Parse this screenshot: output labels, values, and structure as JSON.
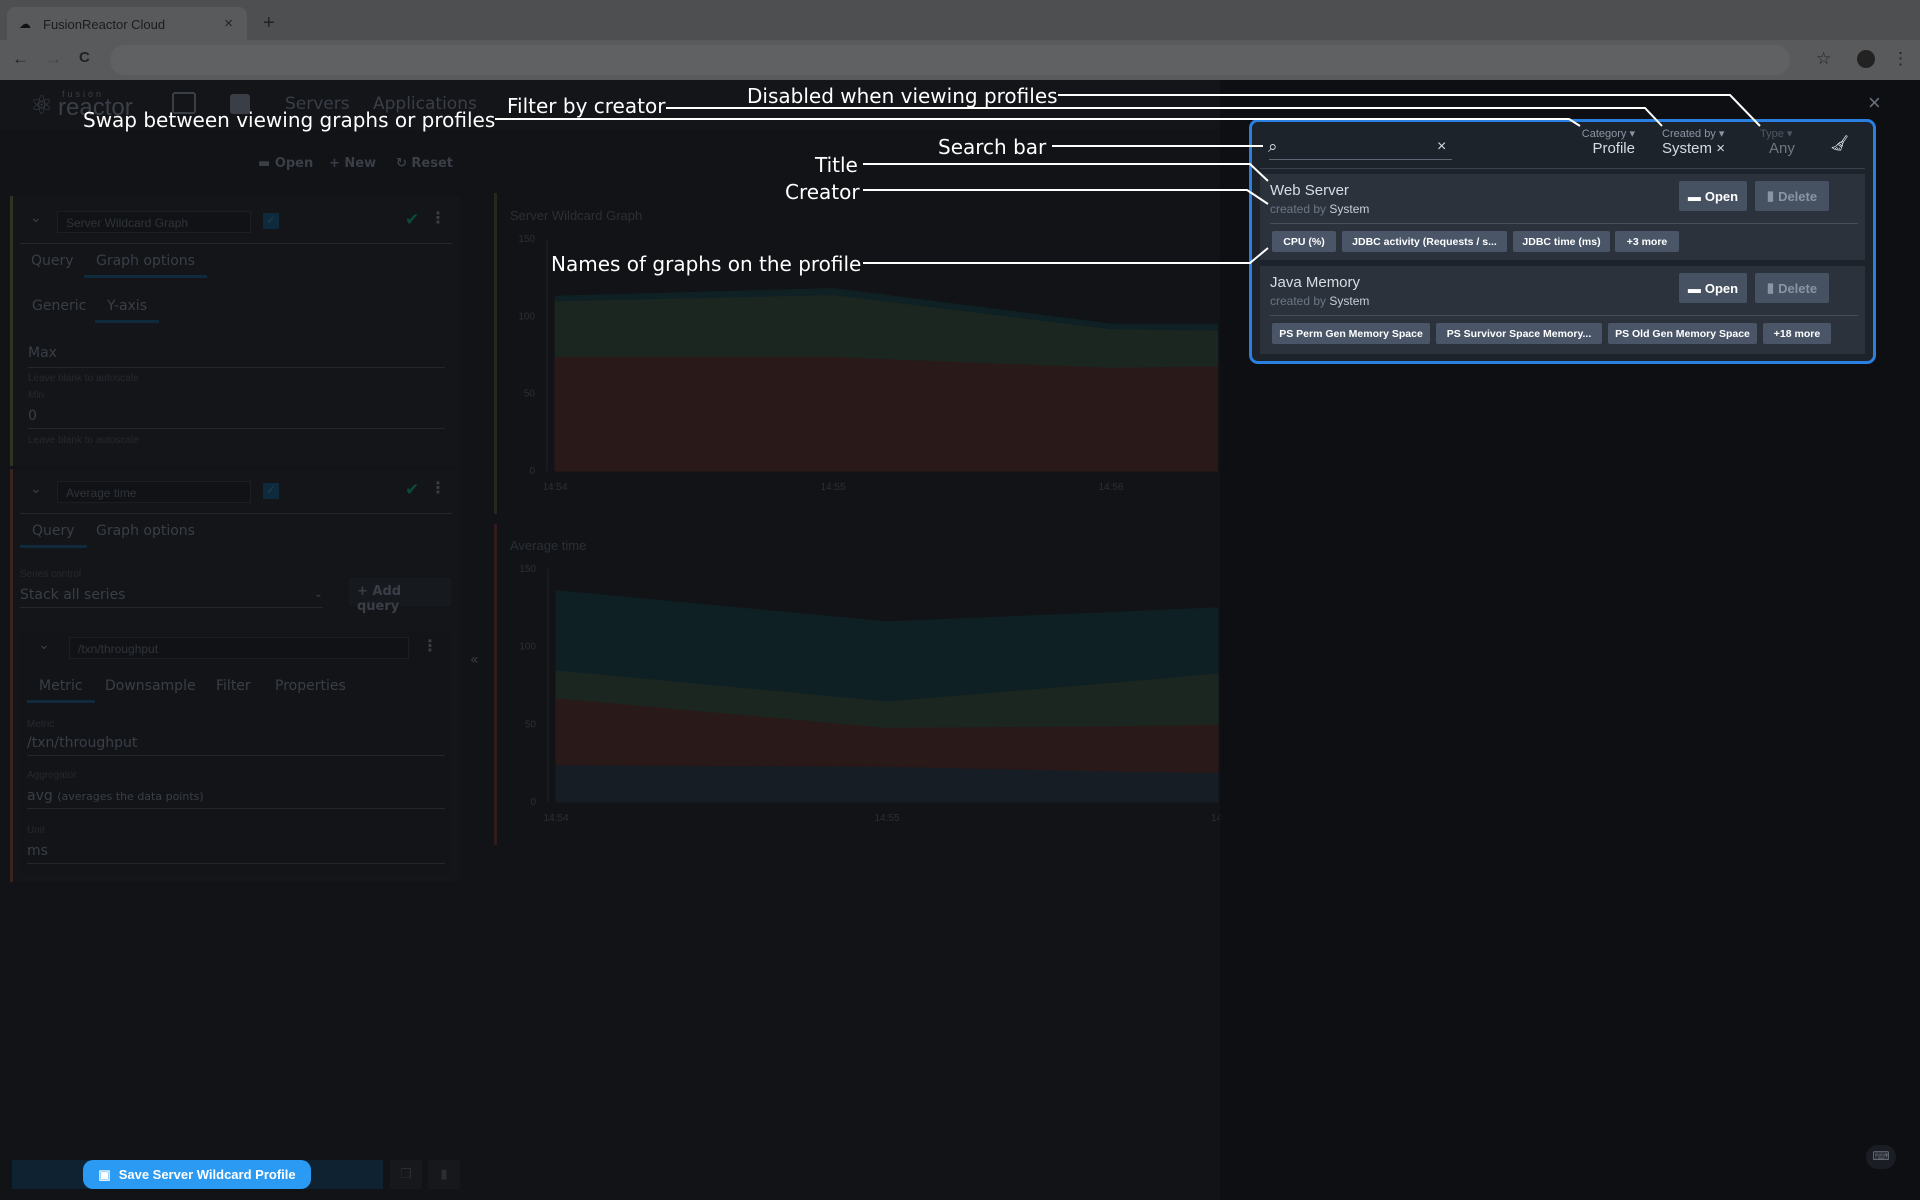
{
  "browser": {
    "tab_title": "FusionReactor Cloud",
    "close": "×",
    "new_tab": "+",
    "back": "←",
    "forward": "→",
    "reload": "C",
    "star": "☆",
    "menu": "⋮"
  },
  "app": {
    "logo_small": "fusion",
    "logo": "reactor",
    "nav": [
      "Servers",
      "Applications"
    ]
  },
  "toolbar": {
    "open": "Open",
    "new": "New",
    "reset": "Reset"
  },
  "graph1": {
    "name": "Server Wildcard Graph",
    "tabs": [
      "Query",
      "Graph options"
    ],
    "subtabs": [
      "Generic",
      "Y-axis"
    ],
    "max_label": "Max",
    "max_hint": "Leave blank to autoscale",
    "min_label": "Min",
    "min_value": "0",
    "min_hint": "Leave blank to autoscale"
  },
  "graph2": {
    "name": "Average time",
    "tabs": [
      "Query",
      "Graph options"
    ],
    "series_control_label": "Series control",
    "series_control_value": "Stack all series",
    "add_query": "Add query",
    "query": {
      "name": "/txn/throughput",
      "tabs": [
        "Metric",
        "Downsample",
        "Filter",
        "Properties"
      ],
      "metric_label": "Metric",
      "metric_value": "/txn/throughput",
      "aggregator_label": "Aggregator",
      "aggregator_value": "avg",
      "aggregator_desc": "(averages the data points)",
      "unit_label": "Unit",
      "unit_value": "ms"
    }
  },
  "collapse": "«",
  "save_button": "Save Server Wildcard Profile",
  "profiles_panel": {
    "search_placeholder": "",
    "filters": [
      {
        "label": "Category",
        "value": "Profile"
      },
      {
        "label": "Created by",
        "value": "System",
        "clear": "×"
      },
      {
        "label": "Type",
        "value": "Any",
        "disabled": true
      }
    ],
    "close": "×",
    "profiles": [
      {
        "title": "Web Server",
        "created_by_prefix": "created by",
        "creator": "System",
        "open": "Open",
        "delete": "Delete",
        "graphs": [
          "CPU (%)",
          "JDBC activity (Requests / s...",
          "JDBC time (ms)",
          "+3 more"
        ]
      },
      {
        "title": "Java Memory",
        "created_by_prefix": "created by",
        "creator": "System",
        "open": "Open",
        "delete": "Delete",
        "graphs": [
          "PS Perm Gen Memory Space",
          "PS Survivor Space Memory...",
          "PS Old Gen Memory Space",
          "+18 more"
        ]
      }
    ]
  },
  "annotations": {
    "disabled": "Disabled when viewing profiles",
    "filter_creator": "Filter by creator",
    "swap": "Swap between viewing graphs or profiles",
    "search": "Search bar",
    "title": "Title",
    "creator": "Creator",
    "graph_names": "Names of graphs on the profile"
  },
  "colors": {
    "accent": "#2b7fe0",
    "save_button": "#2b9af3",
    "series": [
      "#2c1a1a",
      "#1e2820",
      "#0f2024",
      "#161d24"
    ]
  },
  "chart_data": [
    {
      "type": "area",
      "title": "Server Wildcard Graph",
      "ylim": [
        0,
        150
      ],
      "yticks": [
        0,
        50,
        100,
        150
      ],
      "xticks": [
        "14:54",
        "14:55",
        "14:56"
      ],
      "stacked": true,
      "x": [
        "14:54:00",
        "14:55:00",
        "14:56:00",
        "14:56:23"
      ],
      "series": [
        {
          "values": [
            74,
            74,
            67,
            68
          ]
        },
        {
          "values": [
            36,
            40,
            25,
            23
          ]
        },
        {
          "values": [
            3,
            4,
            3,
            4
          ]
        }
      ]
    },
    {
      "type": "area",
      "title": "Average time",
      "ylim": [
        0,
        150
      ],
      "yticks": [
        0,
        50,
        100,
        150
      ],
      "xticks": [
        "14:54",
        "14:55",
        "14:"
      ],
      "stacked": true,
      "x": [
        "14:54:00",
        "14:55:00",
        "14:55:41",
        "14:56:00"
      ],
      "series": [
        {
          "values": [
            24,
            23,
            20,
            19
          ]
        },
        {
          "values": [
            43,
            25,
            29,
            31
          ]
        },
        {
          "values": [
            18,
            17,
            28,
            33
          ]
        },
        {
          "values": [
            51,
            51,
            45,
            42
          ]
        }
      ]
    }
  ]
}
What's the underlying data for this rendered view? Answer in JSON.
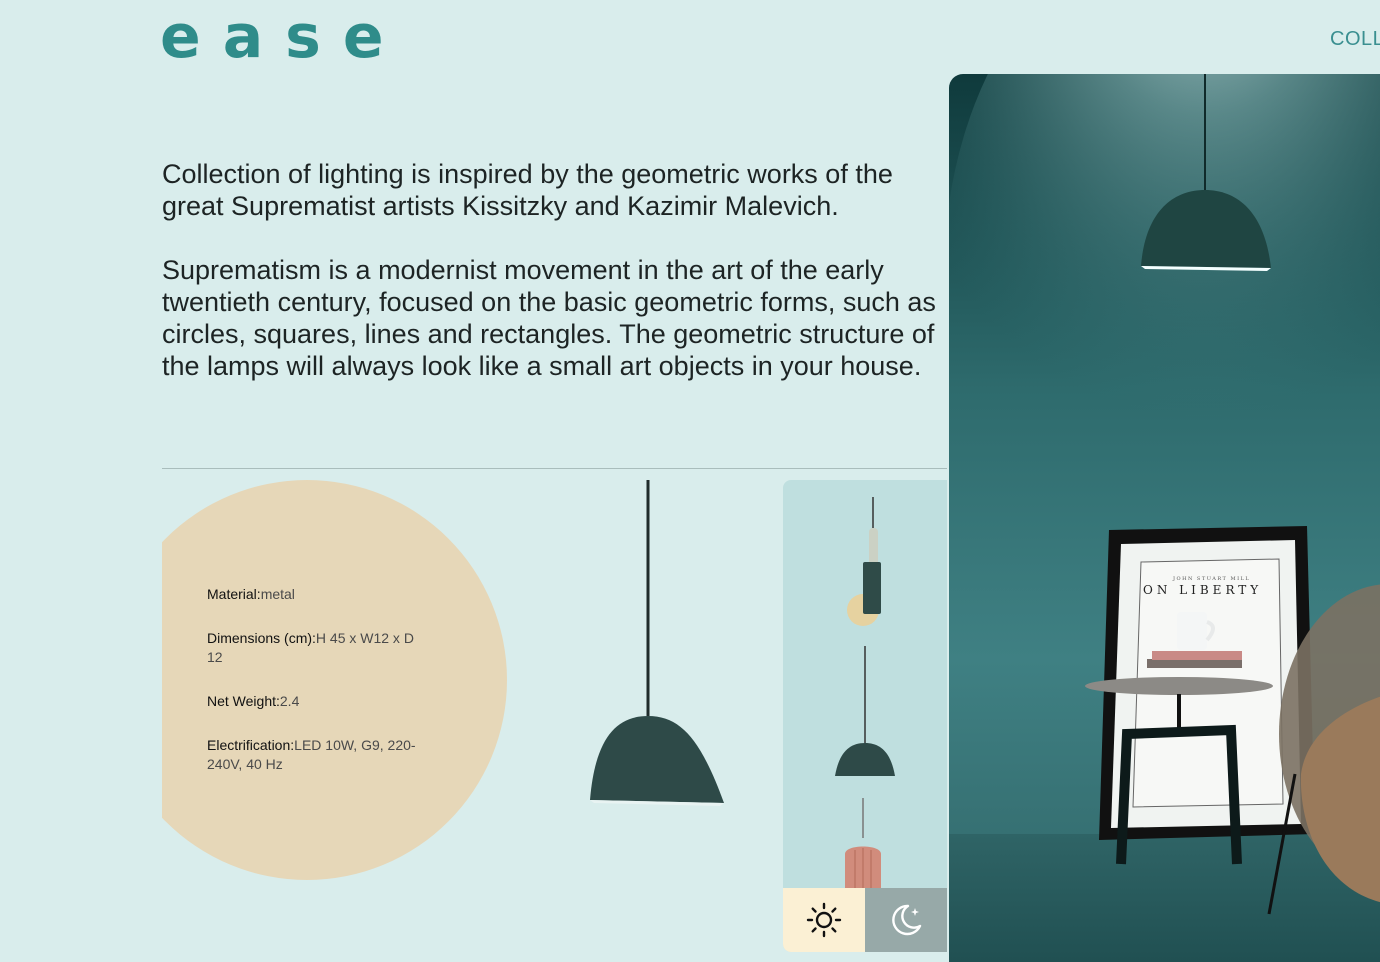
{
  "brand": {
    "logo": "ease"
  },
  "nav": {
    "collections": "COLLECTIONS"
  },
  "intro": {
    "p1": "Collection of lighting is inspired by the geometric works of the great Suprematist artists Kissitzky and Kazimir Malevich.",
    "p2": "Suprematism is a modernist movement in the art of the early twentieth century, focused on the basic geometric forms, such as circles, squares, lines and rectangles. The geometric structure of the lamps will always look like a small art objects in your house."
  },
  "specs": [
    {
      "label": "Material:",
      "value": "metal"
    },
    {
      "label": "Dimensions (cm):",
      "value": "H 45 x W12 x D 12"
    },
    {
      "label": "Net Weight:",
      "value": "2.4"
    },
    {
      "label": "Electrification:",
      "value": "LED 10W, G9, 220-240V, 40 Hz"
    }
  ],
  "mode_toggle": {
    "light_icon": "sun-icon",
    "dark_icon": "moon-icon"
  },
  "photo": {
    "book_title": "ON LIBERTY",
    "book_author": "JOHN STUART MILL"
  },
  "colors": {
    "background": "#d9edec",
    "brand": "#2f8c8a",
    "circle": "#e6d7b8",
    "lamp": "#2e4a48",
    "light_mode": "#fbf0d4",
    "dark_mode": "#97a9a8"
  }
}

**What you should do:** Show, from the listing above, each line that contains the word "blank".

**Result of the task:**
    "max_hint": "Leave blank to autoscale",
    "min_hint": "Leave blank to autoscale"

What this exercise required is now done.